PROMPT →
Extract, from the records beneath this instruction, each line that contains the word "JSON".

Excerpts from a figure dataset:
- - - - -

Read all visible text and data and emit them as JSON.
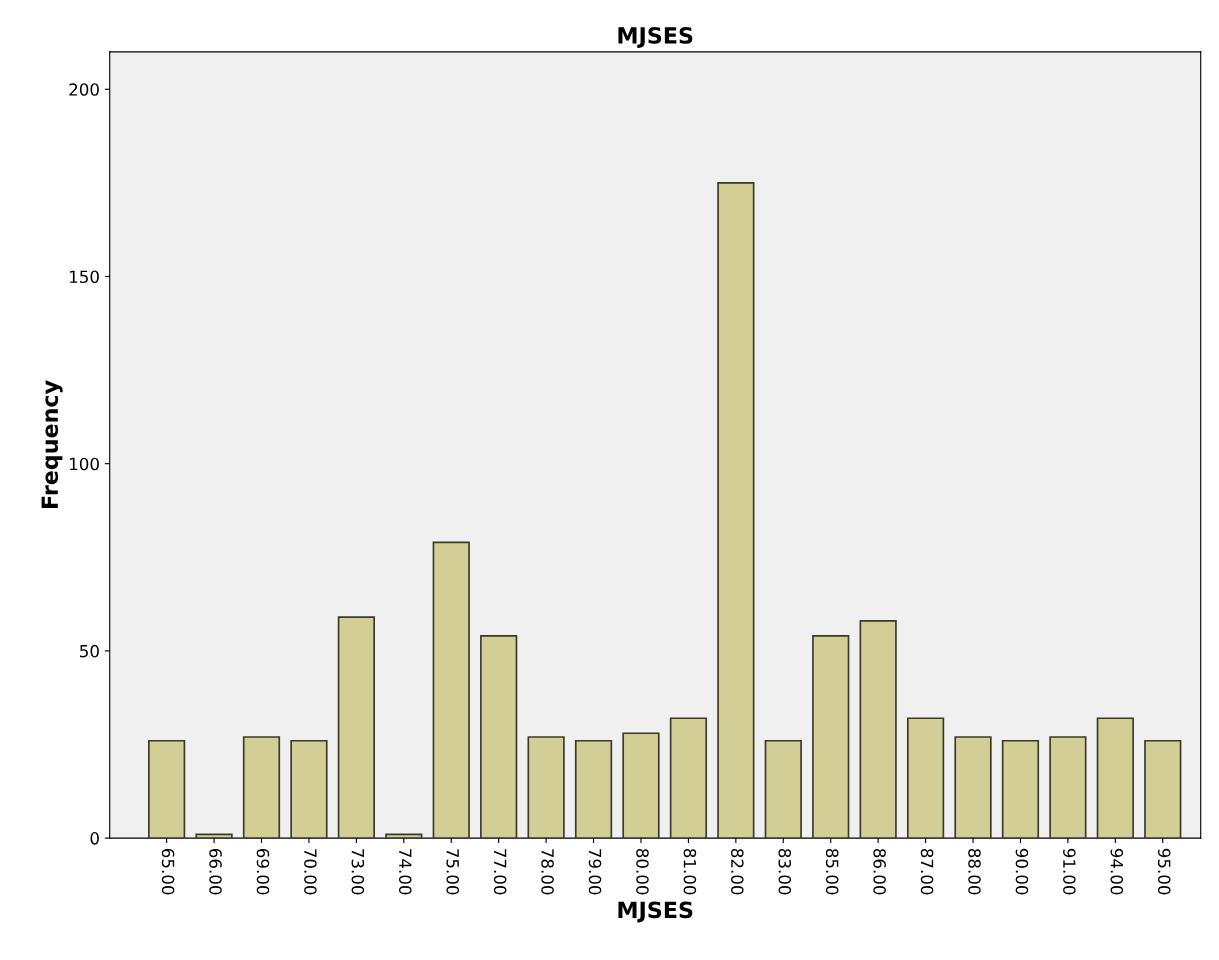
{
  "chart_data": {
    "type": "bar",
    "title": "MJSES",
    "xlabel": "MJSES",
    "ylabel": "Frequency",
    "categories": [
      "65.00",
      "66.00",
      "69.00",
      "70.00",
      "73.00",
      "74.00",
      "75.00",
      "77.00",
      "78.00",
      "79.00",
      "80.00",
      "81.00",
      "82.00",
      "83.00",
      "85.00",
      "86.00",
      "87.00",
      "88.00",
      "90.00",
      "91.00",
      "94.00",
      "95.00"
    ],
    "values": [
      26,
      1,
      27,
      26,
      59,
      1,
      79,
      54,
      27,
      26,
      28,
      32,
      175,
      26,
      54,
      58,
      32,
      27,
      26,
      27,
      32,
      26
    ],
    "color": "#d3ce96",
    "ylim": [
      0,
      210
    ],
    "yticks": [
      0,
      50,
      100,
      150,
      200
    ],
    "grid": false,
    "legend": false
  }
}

- - - - -

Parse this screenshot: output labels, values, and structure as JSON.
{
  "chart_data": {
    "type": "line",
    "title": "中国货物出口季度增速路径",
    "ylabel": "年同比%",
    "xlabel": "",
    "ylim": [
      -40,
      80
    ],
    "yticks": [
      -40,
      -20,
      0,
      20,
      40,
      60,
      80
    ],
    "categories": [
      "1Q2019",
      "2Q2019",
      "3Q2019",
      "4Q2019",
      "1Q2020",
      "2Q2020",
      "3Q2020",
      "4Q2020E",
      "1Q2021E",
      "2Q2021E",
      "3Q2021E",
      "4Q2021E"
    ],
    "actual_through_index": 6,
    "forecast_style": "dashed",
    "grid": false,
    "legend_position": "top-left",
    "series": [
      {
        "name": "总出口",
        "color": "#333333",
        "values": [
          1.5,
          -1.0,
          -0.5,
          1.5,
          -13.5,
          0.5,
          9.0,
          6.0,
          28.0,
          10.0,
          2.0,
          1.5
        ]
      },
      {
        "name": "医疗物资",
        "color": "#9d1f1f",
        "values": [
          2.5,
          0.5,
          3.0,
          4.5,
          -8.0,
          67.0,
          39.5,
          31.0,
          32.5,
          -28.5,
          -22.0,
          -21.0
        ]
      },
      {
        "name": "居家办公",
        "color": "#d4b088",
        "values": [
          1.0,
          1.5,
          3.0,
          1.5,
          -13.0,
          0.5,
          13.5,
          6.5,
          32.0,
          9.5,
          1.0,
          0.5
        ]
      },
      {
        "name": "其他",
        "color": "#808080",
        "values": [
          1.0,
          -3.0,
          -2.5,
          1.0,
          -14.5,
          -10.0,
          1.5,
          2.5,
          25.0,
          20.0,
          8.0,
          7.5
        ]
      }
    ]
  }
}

- - - - -

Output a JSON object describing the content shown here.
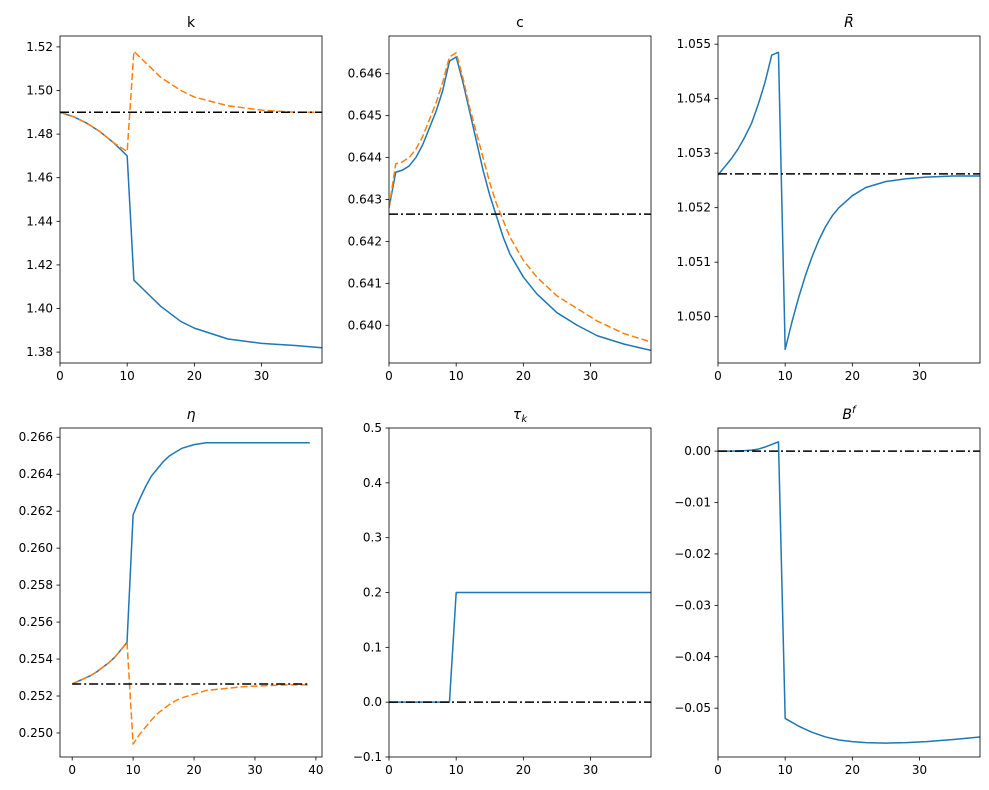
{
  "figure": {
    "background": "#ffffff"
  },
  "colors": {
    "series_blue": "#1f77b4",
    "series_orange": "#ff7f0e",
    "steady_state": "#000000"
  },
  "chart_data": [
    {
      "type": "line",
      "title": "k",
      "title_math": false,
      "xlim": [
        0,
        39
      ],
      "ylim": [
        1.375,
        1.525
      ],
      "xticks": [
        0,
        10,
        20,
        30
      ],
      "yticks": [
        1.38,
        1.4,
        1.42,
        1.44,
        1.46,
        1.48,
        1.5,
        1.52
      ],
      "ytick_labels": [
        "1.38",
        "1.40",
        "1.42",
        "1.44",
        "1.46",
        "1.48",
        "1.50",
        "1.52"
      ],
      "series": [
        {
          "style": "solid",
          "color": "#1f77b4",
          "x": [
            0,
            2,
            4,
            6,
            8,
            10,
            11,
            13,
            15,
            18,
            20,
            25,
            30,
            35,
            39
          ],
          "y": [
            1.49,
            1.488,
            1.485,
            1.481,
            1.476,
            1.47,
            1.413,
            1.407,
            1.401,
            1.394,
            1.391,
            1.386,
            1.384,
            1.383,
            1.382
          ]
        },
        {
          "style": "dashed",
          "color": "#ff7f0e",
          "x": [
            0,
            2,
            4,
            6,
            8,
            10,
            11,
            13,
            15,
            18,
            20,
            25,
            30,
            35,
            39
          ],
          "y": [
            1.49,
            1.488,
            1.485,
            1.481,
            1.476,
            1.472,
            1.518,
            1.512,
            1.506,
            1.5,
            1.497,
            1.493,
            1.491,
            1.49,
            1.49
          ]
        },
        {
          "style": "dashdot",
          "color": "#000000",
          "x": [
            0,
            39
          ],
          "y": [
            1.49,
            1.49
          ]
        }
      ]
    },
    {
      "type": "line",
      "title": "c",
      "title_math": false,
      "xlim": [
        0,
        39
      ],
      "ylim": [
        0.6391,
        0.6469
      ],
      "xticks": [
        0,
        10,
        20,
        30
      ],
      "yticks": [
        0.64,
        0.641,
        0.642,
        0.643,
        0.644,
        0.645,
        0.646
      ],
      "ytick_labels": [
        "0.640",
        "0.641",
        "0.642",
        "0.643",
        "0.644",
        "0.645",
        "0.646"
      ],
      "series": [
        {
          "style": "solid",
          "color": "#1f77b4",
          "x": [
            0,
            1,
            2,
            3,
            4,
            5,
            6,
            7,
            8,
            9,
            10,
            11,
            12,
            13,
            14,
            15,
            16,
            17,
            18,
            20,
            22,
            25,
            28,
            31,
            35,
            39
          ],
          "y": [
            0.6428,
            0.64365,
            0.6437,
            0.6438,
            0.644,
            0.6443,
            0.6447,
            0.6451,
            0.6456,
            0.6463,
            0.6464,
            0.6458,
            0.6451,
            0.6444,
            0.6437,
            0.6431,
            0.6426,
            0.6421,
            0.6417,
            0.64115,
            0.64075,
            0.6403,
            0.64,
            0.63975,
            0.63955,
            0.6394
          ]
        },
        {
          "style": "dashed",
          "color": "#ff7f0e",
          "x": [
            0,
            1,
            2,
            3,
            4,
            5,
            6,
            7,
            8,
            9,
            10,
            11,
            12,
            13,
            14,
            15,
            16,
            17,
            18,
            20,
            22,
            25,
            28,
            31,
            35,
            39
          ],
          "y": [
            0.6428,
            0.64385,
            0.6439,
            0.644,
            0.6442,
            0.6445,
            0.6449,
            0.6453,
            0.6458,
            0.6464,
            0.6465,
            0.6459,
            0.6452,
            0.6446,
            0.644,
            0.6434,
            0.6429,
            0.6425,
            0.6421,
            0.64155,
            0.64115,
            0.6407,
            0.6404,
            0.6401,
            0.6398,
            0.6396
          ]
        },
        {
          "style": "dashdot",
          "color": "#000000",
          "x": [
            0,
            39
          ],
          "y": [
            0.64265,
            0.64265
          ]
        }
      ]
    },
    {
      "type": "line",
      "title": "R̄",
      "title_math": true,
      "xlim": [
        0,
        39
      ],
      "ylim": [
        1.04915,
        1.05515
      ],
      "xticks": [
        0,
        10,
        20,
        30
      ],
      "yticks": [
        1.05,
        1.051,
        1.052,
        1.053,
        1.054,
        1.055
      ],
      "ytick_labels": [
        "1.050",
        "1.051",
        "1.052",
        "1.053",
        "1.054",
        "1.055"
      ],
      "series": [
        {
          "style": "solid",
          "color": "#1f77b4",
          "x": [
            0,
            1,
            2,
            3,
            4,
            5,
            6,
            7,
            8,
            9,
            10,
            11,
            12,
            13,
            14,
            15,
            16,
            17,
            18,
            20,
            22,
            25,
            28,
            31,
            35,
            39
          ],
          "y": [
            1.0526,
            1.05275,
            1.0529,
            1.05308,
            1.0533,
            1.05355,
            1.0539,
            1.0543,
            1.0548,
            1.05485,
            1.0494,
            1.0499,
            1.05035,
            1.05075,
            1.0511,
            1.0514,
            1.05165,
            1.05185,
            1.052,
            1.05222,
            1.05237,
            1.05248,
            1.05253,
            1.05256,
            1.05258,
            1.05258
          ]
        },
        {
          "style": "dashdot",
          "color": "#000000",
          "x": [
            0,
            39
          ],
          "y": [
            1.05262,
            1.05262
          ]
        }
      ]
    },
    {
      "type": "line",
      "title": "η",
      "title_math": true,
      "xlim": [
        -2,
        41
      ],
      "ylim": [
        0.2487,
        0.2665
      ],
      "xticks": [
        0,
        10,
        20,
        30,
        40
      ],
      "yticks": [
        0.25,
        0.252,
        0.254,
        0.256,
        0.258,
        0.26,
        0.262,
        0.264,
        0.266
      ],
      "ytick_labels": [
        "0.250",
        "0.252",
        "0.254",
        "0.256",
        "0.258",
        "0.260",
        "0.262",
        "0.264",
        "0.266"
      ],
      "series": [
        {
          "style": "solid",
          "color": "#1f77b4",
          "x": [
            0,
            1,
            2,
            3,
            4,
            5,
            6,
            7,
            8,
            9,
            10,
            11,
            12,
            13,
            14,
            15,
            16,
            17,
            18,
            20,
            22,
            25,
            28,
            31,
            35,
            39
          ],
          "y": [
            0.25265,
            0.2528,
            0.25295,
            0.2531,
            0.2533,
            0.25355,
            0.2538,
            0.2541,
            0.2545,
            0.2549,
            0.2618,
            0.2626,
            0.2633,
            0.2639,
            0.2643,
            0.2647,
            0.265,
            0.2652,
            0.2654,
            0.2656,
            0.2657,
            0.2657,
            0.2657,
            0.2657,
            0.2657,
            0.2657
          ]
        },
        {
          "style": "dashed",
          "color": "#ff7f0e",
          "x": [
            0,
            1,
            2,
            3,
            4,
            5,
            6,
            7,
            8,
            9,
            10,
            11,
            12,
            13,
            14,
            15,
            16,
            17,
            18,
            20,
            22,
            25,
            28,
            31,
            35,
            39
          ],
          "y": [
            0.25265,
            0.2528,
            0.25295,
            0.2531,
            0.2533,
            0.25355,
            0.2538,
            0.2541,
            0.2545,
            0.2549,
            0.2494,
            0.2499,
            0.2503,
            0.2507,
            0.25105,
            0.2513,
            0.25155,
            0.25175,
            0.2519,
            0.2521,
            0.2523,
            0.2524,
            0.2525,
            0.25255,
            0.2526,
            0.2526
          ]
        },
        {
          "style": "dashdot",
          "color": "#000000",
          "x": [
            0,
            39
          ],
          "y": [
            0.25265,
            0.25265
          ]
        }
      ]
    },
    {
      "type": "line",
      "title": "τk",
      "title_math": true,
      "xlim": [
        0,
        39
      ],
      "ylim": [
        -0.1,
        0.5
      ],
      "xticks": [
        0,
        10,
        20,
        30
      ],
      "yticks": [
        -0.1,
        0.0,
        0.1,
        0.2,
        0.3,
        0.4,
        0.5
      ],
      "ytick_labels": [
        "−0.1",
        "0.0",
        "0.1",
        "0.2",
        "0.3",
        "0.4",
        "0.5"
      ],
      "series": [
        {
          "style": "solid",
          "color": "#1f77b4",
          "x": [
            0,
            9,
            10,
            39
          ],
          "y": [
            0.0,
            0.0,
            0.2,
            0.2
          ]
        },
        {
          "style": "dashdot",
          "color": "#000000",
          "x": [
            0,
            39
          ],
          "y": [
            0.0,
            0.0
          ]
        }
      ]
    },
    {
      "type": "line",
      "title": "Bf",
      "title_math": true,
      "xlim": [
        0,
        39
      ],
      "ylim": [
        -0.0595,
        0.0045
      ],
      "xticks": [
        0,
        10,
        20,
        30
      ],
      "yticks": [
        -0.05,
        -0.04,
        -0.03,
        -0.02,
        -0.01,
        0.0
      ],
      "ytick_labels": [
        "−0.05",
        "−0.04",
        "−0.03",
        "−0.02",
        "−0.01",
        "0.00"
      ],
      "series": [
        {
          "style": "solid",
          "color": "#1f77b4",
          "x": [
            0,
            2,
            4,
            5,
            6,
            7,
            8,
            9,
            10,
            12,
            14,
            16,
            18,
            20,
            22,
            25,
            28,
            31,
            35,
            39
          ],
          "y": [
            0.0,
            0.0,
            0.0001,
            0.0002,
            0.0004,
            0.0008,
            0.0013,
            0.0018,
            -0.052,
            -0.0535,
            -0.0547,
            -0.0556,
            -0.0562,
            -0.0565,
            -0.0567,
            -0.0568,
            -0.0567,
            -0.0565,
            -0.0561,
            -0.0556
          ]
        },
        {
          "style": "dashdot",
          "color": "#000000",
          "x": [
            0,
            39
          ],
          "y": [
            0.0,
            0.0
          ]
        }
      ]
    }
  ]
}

- - - - -

WRITTEN ANSWER →
Read all visible text and data and emit them as JSON.
Parse this screenshot: output labels, values, and structure as JSON.
Output a JSON object describing the content shown here.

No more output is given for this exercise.